EXERCISE GOAL:
Read the records below. Copy each line where the string "this" occurs.

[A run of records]

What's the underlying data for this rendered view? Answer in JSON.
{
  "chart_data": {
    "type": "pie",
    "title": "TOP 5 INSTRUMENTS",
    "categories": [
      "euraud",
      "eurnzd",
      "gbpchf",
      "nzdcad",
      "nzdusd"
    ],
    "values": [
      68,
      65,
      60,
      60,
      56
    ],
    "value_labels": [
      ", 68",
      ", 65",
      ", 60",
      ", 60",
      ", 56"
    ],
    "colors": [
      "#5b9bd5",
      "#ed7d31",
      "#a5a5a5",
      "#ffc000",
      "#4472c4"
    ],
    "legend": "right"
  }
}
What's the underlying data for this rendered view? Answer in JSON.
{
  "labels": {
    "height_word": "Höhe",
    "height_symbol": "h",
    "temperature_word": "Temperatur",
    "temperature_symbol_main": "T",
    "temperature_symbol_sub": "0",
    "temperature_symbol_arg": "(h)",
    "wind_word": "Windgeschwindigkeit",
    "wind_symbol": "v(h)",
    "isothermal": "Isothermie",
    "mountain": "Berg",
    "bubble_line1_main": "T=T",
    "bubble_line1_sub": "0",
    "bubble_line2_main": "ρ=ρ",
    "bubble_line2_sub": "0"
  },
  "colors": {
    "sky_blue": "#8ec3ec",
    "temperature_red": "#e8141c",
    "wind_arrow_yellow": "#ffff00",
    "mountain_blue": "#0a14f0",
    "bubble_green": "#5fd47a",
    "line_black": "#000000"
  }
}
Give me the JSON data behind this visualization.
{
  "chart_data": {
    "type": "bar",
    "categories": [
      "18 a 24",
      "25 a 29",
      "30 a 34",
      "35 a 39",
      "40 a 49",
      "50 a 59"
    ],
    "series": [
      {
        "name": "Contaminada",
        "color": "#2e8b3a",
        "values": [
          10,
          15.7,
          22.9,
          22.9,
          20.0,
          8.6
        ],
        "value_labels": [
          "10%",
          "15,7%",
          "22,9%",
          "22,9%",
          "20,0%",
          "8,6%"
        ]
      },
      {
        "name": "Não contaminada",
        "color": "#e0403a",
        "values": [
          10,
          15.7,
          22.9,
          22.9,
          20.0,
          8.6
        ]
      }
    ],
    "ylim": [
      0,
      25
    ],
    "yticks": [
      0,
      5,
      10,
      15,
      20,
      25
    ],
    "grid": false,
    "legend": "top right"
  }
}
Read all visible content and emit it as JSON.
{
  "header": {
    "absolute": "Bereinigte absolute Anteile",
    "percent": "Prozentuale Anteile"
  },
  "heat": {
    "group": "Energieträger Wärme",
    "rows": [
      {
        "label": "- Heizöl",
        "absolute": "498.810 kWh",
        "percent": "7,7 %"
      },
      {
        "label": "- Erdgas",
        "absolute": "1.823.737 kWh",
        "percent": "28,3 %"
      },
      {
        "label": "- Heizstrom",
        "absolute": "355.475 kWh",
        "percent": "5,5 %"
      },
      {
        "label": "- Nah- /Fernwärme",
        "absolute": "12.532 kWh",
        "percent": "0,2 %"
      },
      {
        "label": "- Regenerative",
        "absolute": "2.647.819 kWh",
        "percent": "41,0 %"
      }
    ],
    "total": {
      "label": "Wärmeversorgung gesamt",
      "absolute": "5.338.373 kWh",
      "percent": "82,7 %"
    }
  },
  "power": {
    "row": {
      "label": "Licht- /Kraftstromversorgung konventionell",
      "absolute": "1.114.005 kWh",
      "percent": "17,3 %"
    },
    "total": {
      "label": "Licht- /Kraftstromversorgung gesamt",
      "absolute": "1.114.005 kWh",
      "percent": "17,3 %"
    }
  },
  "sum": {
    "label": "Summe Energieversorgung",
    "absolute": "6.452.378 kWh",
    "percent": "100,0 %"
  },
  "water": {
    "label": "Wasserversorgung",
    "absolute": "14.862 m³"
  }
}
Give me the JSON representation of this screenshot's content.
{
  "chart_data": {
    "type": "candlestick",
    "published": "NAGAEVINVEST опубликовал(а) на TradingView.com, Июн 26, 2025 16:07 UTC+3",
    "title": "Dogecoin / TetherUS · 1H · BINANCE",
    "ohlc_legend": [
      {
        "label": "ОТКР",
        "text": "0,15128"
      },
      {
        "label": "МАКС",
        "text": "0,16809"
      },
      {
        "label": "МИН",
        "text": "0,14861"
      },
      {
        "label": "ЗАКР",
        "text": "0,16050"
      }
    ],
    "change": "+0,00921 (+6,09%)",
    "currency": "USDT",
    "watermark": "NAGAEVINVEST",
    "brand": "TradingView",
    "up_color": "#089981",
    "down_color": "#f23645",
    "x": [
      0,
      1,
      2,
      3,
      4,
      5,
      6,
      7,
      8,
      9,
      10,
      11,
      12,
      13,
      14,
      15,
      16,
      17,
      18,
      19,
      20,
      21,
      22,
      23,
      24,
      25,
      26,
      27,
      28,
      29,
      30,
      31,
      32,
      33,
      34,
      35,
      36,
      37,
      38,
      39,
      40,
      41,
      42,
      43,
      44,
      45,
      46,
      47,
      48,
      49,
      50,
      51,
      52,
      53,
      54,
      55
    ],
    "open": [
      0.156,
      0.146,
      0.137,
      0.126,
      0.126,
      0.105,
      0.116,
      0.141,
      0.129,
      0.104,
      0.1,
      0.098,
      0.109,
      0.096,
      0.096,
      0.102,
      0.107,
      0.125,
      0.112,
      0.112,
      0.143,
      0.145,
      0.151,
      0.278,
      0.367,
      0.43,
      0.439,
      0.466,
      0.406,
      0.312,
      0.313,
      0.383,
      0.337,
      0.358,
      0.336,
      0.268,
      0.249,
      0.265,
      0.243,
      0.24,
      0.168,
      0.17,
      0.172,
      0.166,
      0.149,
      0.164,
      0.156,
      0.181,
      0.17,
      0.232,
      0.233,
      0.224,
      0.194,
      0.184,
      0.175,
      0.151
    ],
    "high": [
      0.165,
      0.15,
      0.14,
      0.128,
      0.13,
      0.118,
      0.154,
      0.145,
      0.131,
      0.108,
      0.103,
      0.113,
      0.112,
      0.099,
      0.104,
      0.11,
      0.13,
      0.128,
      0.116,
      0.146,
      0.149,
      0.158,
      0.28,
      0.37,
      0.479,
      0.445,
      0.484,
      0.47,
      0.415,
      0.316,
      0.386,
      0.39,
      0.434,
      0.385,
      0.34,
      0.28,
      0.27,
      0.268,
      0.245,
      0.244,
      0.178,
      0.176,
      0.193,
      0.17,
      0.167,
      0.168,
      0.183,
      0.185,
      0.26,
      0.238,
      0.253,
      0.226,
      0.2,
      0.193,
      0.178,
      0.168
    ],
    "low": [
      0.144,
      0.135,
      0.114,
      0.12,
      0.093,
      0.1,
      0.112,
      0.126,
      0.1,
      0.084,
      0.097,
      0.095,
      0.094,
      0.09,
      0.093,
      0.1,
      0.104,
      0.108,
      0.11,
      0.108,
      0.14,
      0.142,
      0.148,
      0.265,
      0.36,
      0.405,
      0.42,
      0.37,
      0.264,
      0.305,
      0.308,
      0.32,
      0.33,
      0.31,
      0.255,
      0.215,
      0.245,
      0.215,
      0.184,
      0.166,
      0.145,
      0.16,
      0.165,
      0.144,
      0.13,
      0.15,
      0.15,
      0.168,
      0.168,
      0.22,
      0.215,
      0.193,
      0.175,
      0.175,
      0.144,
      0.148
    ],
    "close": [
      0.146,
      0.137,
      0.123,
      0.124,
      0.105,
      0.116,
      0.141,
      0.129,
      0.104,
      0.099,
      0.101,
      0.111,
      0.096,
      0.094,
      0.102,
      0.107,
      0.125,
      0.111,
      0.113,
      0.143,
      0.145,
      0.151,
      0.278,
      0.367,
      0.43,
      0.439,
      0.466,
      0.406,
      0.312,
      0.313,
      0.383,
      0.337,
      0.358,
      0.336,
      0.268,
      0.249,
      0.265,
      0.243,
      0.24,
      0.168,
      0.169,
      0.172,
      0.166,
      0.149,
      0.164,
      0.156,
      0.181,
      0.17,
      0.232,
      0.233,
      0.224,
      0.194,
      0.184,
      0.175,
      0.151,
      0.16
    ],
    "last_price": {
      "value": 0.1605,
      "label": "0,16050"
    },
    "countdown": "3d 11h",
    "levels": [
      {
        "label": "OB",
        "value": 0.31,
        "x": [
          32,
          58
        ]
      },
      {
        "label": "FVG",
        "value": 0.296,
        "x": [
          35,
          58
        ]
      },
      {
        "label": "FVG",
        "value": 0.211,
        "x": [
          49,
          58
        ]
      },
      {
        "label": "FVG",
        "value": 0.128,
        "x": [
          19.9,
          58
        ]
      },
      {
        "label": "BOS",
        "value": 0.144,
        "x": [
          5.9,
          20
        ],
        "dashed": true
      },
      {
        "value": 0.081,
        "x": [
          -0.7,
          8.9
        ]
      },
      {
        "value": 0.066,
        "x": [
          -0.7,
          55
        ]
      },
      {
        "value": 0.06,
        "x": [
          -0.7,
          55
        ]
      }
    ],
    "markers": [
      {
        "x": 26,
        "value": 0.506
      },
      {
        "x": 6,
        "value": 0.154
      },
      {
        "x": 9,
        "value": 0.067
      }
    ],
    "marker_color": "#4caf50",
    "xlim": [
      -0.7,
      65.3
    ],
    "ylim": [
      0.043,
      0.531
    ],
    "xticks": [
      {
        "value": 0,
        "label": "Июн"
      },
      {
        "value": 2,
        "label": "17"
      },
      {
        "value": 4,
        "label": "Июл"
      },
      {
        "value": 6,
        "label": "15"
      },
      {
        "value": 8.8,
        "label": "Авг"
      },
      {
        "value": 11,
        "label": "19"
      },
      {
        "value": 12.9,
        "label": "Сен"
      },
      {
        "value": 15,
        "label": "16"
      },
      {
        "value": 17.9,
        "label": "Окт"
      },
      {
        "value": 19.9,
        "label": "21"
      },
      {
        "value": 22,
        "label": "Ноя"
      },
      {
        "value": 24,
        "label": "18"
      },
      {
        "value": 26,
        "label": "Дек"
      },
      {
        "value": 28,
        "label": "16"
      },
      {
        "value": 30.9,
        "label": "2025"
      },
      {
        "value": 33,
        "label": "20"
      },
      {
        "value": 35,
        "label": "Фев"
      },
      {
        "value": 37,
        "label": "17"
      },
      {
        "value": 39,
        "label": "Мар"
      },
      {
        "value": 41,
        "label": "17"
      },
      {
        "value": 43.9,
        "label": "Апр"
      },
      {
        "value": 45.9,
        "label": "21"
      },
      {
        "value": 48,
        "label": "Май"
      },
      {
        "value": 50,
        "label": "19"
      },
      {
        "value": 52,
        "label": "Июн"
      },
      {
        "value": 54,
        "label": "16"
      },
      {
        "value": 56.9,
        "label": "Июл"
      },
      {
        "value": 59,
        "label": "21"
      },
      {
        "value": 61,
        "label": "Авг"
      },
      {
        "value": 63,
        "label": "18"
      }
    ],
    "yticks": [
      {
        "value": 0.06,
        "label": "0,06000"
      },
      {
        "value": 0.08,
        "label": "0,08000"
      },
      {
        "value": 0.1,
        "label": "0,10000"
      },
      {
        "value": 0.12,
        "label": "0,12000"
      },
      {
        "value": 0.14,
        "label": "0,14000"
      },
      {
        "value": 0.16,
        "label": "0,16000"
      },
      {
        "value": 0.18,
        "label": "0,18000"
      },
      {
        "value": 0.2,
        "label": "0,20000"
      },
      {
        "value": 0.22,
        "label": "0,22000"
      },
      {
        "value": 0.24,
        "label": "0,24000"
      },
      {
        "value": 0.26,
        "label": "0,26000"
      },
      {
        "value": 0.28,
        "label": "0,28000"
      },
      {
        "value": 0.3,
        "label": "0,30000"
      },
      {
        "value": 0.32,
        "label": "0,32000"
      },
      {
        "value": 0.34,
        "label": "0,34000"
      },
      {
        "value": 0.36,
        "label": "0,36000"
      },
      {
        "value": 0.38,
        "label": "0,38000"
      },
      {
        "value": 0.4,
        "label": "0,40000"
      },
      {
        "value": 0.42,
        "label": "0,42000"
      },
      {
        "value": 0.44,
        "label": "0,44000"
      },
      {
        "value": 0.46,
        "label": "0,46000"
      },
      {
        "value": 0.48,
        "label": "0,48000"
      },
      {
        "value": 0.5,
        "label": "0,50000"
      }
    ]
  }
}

RESULT OF THE EXERCISE:
What's the underlying data for this rendered view? Answer in JSON.
What's the underlying data for this rendered view? Answer in JSON.
Give me the JSON data behind this visualization.
Give me the JSON representation of this screenshot's content.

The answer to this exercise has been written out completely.